▶ **What the exercise asks**
Retype these lines precisely as they are, covering all of the records.

Layout annotation data:
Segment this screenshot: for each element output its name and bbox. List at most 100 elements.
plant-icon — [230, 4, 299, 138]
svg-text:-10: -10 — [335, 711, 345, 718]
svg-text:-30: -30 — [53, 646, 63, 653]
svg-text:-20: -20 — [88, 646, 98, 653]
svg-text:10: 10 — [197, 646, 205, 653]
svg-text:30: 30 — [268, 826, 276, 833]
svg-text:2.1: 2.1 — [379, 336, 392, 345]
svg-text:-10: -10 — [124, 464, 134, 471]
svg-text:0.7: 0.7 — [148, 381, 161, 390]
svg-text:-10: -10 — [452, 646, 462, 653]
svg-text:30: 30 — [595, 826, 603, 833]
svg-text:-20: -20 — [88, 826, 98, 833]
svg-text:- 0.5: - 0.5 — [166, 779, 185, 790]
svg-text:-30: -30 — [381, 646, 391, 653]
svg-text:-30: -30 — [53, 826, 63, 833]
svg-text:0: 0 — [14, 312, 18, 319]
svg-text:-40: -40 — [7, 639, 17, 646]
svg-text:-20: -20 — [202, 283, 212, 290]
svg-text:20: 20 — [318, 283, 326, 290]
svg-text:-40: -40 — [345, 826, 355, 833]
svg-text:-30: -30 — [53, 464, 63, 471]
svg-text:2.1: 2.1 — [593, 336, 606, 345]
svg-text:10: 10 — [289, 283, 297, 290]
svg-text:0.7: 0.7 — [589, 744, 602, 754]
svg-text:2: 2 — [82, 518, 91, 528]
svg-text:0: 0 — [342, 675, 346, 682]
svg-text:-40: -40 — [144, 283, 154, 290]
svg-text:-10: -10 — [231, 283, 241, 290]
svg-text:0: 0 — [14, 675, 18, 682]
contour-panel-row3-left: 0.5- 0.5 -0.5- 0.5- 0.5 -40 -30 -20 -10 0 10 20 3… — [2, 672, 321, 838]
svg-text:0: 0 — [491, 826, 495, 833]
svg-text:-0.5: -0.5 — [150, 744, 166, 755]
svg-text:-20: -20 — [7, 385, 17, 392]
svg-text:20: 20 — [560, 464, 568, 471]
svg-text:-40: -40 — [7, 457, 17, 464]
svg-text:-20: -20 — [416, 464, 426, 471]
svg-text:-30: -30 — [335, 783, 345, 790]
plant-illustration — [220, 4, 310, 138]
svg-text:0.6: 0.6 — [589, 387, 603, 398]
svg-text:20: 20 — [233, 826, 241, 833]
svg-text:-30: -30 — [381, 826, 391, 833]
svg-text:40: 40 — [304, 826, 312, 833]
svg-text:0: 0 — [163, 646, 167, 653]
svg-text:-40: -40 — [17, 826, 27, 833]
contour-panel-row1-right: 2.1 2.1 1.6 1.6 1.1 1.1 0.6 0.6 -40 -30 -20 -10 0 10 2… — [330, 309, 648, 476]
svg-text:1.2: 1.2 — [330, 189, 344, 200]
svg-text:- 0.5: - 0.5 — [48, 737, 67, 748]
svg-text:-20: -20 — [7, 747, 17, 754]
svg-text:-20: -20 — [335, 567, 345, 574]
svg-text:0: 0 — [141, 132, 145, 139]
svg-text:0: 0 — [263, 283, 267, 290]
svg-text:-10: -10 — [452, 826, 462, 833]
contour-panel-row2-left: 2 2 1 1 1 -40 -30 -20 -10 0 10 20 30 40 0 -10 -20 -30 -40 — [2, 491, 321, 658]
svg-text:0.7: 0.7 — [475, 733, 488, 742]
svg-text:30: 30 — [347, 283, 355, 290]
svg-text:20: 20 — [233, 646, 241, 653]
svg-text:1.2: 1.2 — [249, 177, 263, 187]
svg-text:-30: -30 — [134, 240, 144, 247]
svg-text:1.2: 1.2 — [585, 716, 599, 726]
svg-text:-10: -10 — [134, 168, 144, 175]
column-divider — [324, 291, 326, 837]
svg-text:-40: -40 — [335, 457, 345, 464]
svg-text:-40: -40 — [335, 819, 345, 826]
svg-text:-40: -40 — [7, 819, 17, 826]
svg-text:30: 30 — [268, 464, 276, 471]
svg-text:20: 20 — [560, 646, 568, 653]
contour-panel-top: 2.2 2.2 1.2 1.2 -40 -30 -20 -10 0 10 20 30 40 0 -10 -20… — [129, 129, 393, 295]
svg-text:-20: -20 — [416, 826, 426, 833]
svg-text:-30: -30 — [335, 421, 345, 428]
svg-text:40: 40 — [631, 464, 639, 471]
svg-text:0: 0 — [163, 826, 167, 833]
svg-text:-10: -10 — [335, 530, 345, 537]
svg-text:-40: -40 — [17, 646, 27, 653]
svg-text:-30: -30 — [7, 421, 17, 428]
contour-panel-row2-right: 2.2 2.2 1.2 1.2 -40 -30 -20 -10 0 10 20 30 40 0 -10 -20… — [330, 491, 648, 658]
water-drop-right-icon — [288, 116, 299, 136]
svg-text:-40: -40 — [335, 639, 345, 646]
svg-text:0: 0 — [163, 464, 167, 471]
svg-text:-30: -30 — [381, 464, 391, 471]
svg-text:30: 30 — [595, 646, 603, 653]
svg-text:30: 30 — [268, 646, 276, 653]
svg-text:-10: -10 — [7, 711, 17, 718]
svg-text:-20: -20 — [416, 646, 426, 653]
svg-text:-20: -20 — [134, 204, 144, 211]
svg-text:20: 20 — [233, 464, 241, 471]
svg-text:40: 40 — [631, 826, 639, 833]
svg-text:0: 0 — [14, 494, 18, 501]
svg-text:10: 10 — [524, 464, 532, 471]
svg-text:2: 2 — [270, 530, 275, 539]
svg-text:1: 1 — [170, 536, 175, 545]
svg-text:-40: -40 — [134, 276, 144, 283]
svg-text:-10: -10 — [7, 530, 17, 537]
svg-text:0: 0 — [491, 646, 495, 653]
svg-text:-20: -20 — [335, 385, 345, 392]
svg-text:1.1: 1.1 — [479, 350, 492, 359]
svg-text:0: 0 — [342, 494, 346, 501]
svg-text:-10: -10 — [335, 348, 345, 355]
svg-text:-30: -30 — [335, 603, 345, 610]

▶ **Worked answer**
Segment this screenshot: for each element output its name and bbox. List at most 100 elements.
plant-icon — [230, 4, 299, 138]
svg-text:-10: -10 — [335, 711, 345, 718]
svg-text:-30: -30 — [53, 646, 63, 653]
svg-text:-20: -20 — [88, 646, 98, 653]
svg-text:10: 10 — [197, 646, 205, 653]
svg-text:30: 30 — [268, 826, 276, 833]
svg-text:2.1: 2.1 — [379, 336, 392, 345]
svg-text:-10: -10 — [124, 464, 134, 471]
svg-text:0.7: 0.7 — [148, 381, 161, 390]
svg-text:-10: -10 — [452, 646, 462, 653]
svg-text:30: 30 — [595, 826, 603, 833]
svg-text:-20: -20 — [88, 826, 98, 833]
svg-text:- 0.5: - 0.5 — [166, 779, 185, 790]
svg-text:-30: -30 — [381, 646, 391, 653]
svg-text:-30: -30 — [53, 826, 63, 833]
svg-text:0: 0 — [14, 312, 18, 319]
svg-text:-40: -40 — [7, 639, 17, 646]
svg-text:-20: -20 — [202, 283, 212, 290]
svg-text:20: 20 — [318, 283, 326, 290]
svg-text:-40: -40 — [345, 826, 355, 833]
svg-text:-30: -30 — [53, 464, 63, 471]
svg-text:2.1: 2.1 — [593, 336, 606, 345]
svg-text:10: 10 — [289, 283, 297, 290]
svg-text:0.7: 0.7 — [589, 744, 602, 754]
svg-text:2: 2 — [82, 518, 91, 528]
svg-text:0: 0 — [342, 675, 346, 682]
svg-text:-40: -40 — [144, 283, 154, 290]
svg-text:-10: -10 — [231, 283, 241, 290]
svg-text:0: 0 — [14, 675, 18, 682]
contour-panel-row3-left: 0.5- 0.5 -0.5- 0.5- 0.5 -40 -30 -20 -10 0 10 20 3… — [2, 672, 321, 838]
svg-text:0: 0 — [491, 826, 495, 833]
svg-text:-0.5: -0.5 — [150, 744, 166, 755]
svg-text:-20: -20 — [7, 385, 17, 392]
svg-text:20: 20 — [560, 464, 568, 471]
svg-text:-40: -40 — [7, 457, 17, 464]
svg-text:-20: -20 — [416, 464, 426, 471]
svg-text:-30: -30 — [335, 783, 345, 790]
plant-illustration — [220, 4, 310, 138]
svg-text:0.6: 0.6 — [589, 387, 603, 398]
svg-text:20: 20 — [233, 826, 241, 833]
svg-text:-30: -30 — [381, 826, 391, 833]
svg-text:40: 40 — [304, 826, 312, 833]
svg-text:0: 0 — [163, 646, 167, 653]
svg-text:-40: -40 — [17, 826, 27, 833]
contour-panel-row1-right: 2.1 2.1 1.6 1.6 1.1 1.1 0.6 0.6 -40 -30 -20 -10 0 10 2… — [330, 309, 648, 476]
svg-text:1.2: 1.2 — [330, 189, 344, 200]
svg-text:- 0.5: - 0.5 — [48, 737, 67, 748]
svg-text:-20: -20 — [7, 747, 17, 754]
svg-text:-20: -20 — [335, 567, 345, 574]
svg-text:0: 0 — [141, 132, 145, 139]
svg-text:0: 0 — [263, 283, 267, 290]
svg-text:-10: -10 — [452, 826, 462, 833]
contour-panel-row2-left: 2 2 1 1 1 -40 -30 -20 -10 0 10 20 30 40 0 -10 -20 -30 -40 — [2, 491, 321, 658]
svg-text:0.7: 0.7 — [475, 733, 488, 742]
svg-text:30: 30 — [347, 283, 355, 290]
svg-text:20: 20 — [233, 646, 241, 653]
svg-text:1.2: 1.2 — [249, 177, 263, 187]
svg-text:-30: -30 — [134, 240, 144, 247]
svg-text:1.2: 1.2 — [585, 716, 599, 726]
svg-text:-10: -10 — [134, 168, 144, 175]
column-divider — [324, 291, 326, 837]
svg-text:-40: -40 — [335, 457, 345, 464]
svg-text:-40: -40 — [335, 819, 345, 826]
svg-text:-40: -40 — [7, 819, 17, 826]
svg-text:30: 30 — [268, 464, 276, 471]
svg-text:20: 20 — [560, 646, 568, 653]
contour-panel-top: 2.2 2.2 1.2 1.2 -40 -30 -20 -10 0 10 20 30 40 0 -10 -20… — [129, 129, 393, 295]
svg-text:-20: -20 — [416, 826, 426, 833]
svg-text:-30: -30 — [335, 421, 345, 428]
svg-text:40: 40 — [631, 464, 639, 471]
svg-text:0: 0 — [163, 826, 167, 833]
svg-text:-10: -10 — [335, 530, 345, 537]
svg-text:-40: -40 — [17, 646, 27, 653]
svg-text:-30: -30 — [7, 421, 17, 428]
contour-panel-row2-right: 2.2 2.2 1.2 1.2 -40 -30 -20 -10 0 10 20 30 40 0 -10 -20… — [330, 491, 648, 658]
water-drop-right-icon — [288, 116, 299, 136]
svg-text:-40: -40 — [335, 639, 345, 646]
svg-text:0: 0 — [163, 464, 167, 471]
svg-text:-30: -30 — [381, 464, 391, 471]
svg-text:30: 30 — [595, 646, 603, 653]
svg-text:30: 30 — [268, 646, 276, 653]
svg-text:-10: -10 — [7, 711, 17, 718]
svg-text:-20: -20 — [416, 646, 426, 653]
svg-text:-20: -20 — [134, 204, 144, 211]
svg-text:20: 20 — [233, 464, 241, 471]
svg-text:40: 40 — [631, 826, 639, 833]
svg-text:0: 0 — [14, 494, 18, 501]
svg-text:10: 10 — [524, 464, 532, 471]
svg-text:2: 2 — [270, 530, 275, 539]
svg-text:1: 1 — [170, 536, 175, 545]
svg-text:-40: -40 — [134, 276, 144, 283]
svg-text:-10: -10 — [7, 530, 17, 537]
svg-text:0: 0 — [491, 646, 495, 653]
svg-text:-20: -20 — [335, 385, 345, 392]
svg-text:1.1: 1.1 — [479, 350, 492, 359]
svg-text:0: 0 — [342, 494, 346, 501]
svg-text:-10: -10 — [335, 348, 345, 355]
svg-text:-30: -30 — [335, 603, 345, 610]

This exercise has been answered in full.